- _Task goal_: Your task is to repeat all of the material exactly.

___ Records supplied ___

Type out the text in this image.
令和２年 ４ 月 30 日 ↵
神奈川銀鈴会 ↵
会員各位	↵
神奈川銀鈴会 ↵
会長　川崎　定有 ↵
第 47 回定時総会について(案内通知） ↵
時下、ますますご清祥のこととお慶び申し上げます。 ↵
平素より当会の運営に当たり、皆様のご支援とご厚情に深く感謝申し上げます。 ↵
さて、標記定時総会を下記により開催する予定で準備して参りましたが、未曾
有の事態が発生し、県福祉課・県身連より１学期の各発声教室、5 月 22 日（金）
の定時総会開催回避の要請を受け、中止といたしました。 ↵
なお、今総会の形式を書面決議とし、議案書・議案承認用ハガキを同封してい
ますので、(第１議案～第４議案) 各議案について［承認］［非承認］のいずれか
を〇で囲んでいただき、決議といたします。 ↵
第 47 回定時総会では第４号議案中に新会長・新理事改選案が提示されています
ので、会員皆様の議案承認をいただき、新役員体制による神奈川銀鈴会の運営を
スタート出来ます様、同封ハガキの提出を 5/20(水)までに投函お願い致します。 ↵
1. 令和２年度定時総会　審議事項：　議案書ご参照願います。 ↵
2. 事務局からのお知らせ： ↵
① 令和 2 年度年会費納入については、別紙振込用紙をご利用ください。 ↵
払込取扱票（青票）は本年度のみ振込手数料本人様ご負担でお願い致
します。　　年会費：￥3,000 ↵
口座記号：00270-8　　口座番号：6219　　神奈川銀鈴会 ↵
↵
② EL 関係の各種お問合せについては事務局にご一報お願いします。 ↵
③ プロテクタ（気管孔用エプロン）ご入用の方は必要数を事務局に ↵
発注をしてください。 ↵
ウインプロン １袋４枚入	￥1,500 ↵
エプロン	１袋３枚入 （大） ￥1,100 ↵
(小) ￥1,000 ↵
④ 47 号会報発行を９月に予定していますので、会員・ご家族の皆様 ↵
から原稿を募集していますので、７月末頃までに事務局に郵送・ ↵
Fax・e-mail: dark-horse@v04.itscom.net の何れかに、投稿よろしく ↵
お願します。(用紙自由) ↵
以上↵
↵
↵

___

- _Response to the exercise_:
Type out the text in this image.
令和２年 ４ 月 30 日 ↵
神奈川銀鈴会 ↵
会員各位	↵
神奈川銀鈴会 ↵
会長　川崎　定有 ↵
第 47 回定時総会について(案内通知） ↵
時下、ますますご清祥のこととお慶び申し上げます。 ↵
平素より当会の運営に当たり、皆様のご支援とご厚情に深く感謝申し上げます。 ↵
さて、標記定時総会を下記により開催する予定で準備して参りましたが、未曾
有の事態が発生し、県福祉課・県身連より１学期の各発声教室、5 月 22 日（金）
の定時総会開催回避の要請を受け、中止といたしました。 ↵
なお、今総会の形式を書面決議とし、議案書・議案承認用ハガキを同封してい
ますので、(第１議案～第４議案) 各議案について［承認］［非承認］のいずれか
を〇で囲んでいただき、決議といたします。 ↵
第 47 回定時総会では第４号議案中に新会長・新理事改選案が提示されています
ので、会員皆様の議案承認をいただき、新役員体制による神奈川銀鈴会の運営を
スタート出来ます様、同封ハガキの提出を 5/20(水)までに投函お願い致します。 ↵
1. 令和２年度定時総会　審議事項：　議案書ご参照願います。 ↵
2. 事務局からのお知らせ： ↵
① 令和 2 年度年会費納入については、別紙振込用紙をご利用ください。 ↵
払込取扱票（青票）は本年度のみ振込手数料本人様ご負担でお願い致
します。　　年会費：￥3,000 ↵
口座記号：00270-8　　口座番号：6219　　神奈川銀鈴会 ↵
↵
② EL 関係の各種お問合せについては事務局にご一報お願いします。 ↵
③ プロテクタ（気管孔用エプロン）ご入用の方は必要数を事務局に ↵
発注をしてください。 ↵
ウインプロン １袋４枚入	￥1,500 ↵
エプロン	１袋３枚入 （大） ￥1,100 ↵
(小) ￥1,000 ↵
④ 47 号会報発行を９月に予定していますので、会員・ご家族の皆様 ↵
から原稿を募集していますので、７月末頃までに事務局に郵送・ ↵
Fax・e-mail: dark-horse@v04.itscom.net の何れかに、投稿よろしく ↵
お願します。(用紙自由) ↵
以上↵
↵
↵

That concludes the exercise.